§ PROVIDED MATERIAL
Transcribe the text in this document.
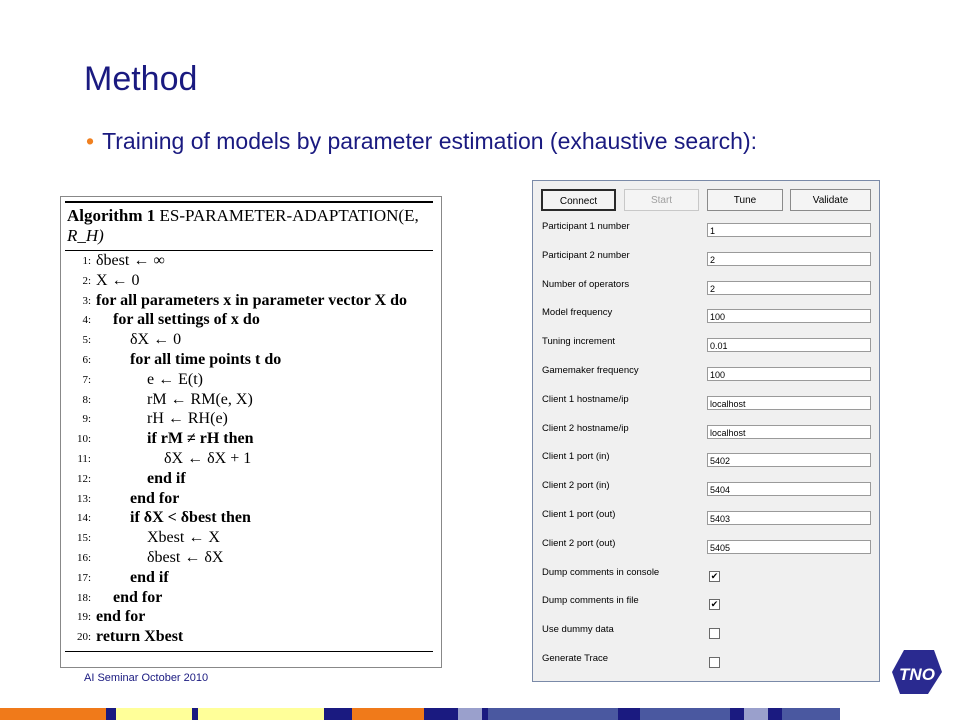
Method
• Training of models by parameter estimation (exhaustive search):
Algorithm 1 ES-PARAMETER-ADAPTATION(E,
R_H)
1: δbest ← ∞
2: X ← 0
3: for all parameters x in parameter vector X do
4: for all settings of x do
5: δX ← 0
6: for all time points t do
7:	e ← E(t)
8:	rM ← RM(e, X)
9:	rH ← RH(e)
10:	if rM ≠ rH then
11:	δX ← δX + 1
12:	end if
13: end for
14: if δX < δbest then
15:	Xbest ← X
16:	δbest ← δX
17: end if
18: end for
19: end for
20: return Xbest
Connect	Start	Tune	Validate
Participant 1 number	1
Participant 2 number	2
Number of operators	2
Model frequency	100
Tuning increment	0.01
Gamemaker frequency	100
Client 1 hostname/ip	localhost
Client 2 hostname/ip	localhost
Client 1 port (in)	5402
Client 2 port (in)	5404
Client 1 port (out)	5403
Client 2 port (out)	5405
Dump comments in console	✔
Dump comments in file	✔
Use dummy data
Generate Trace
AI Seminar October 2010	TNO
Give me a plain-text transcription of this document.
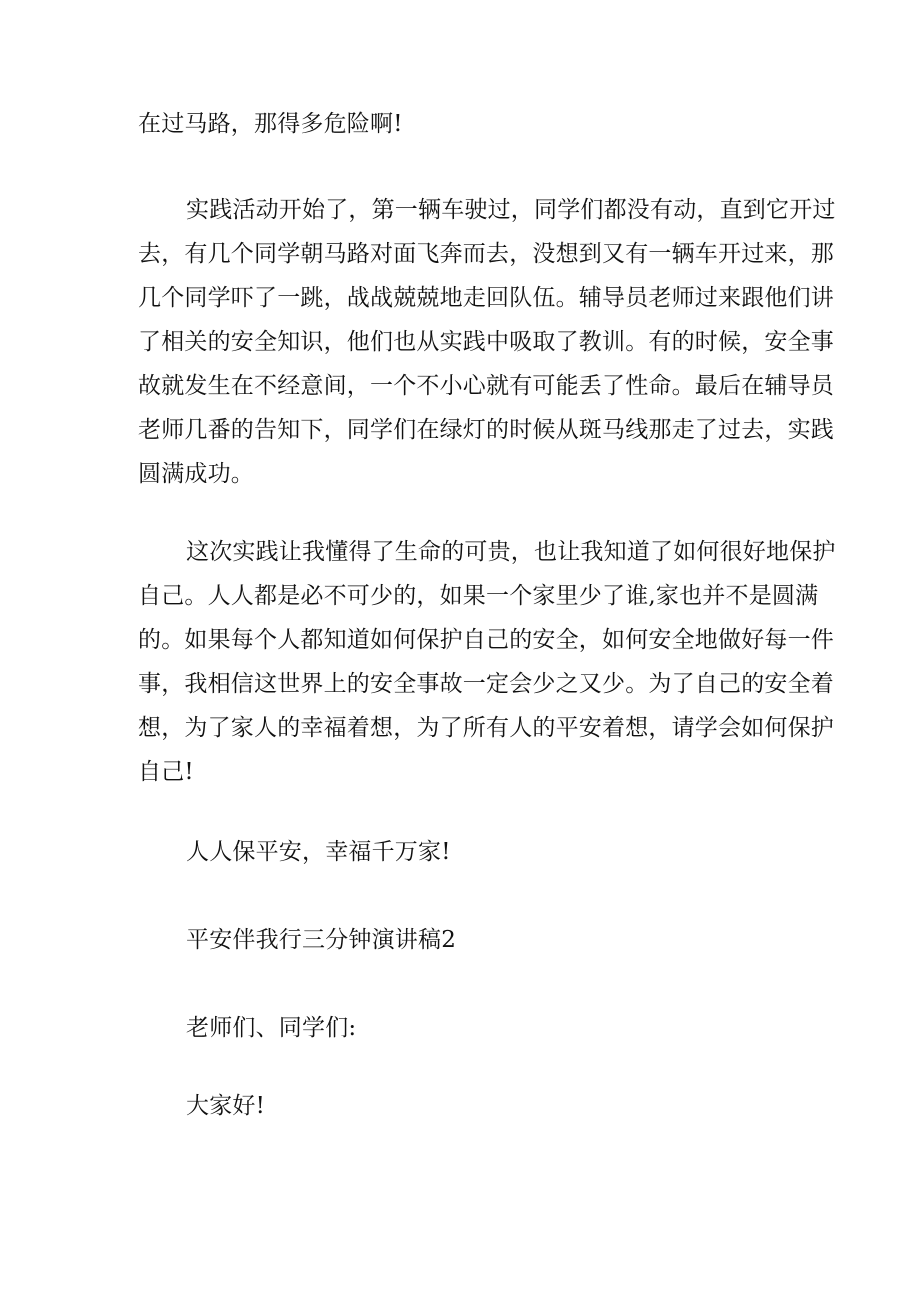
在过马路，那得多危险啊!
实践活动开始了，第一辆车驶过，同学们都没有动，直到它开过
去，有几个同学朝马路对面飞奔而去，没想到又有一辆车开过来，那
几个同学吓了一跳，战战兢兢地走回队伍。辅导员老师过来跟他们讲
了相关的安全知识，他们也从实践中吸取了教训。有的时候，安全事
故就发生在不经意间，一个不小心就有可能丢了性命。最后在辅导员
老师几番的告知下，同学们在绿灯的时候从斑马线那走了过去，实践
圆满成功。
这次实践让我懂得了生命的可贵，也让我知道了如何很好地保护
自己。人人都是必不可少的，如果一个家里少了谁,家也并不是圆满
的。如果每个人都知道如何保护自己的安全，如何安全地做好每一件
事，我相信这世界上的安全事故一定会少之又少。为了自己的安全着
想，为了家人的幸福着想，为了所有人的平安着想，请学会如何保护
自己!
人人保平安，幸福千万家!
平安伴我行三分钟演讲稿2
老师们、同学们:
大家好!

§ DO THIS
From start to finish, output the listing exactly, but omit its pictures.

§ TASK SOLUTION
Transcribe the text in this document.
Method
• Training of models by parameter estimation (exhaustive search):
Algorithm 1 ES-PARAMETER-ADAPTATION(E,
R_H)
1: δbest ← ∞
2: X ← 0
3: for all parameters x in parameter vector X do
4: for all settings of x do
5: δX ← 0
6: for all time points t do
7:	e ← E(t)
8:	rM ← RM(e, X)
9:	rH ← RH(e)
10:	if rM ≠ rH then
11:	δX ← δX + 1
12:	end if
13: end for
14: if δX < δbest then
15:	Xbest ← X
16:	δbest ← δX
17: end if
18: end for
19: end for
20: return Xbest
Connect	Start	Tune	Validate
Participant 1 number	1
Participant 2 number	2
Number of operators	2
Model frequency	100
Tuning increment	0.01
Gamemaker frequency	100
Client 1 hostname/ip	localhost
Client 2 hostname/ip	localhost
Client 1 port (in)	5402
Client 2 port (in)	5404
Client 1 port (out)	5403
Client 2 port (out)	5405
Dump comments in console	✔
Dump comments in file	✔
Use dummy data
Generate Trace
AI Seminar October 2010	TNO
Give me a plain-text transcription of this document.
在过马路，那得多危险啊!
实践活动开始了，第一辆车驶过，同学们都没有动，直到它开过
去，有几个同学朝马路对面飞奔而去，没想到又有一辆车开过来，那
几个同学吓了一跳，战战兢兢地走回队伍。辅导员老师过来跟他们讲
了相关的安全知识，他们也从实践中吸取了教训。有的时候，安全事
故就发生在不经意间，一个不小心就有可能丢了性命。最后在辅导员
老师几番的告知下，同学们在绿灯的时候从斑马线那走了过去，实践
圆满成功。
这次实践让我懂得了生命的可贵，也让我知道了如何很好地保护
自己。人人都是必不可少的，如果一个家里少了谁,家也并不是圆满
的。如果每个人都知道如何保护自己的安全，如何安全地做好每一件
事，我相信这世界上的安全事故一定会少之又少。为了自己的安全着
想，为了家人的幸福着想，为了所有人的平安着想，请学会如何保护
自己!
人人保平安，幸福千万家!
平安伴我行三分钟演讲稿2
老师们、同学们:
大家好!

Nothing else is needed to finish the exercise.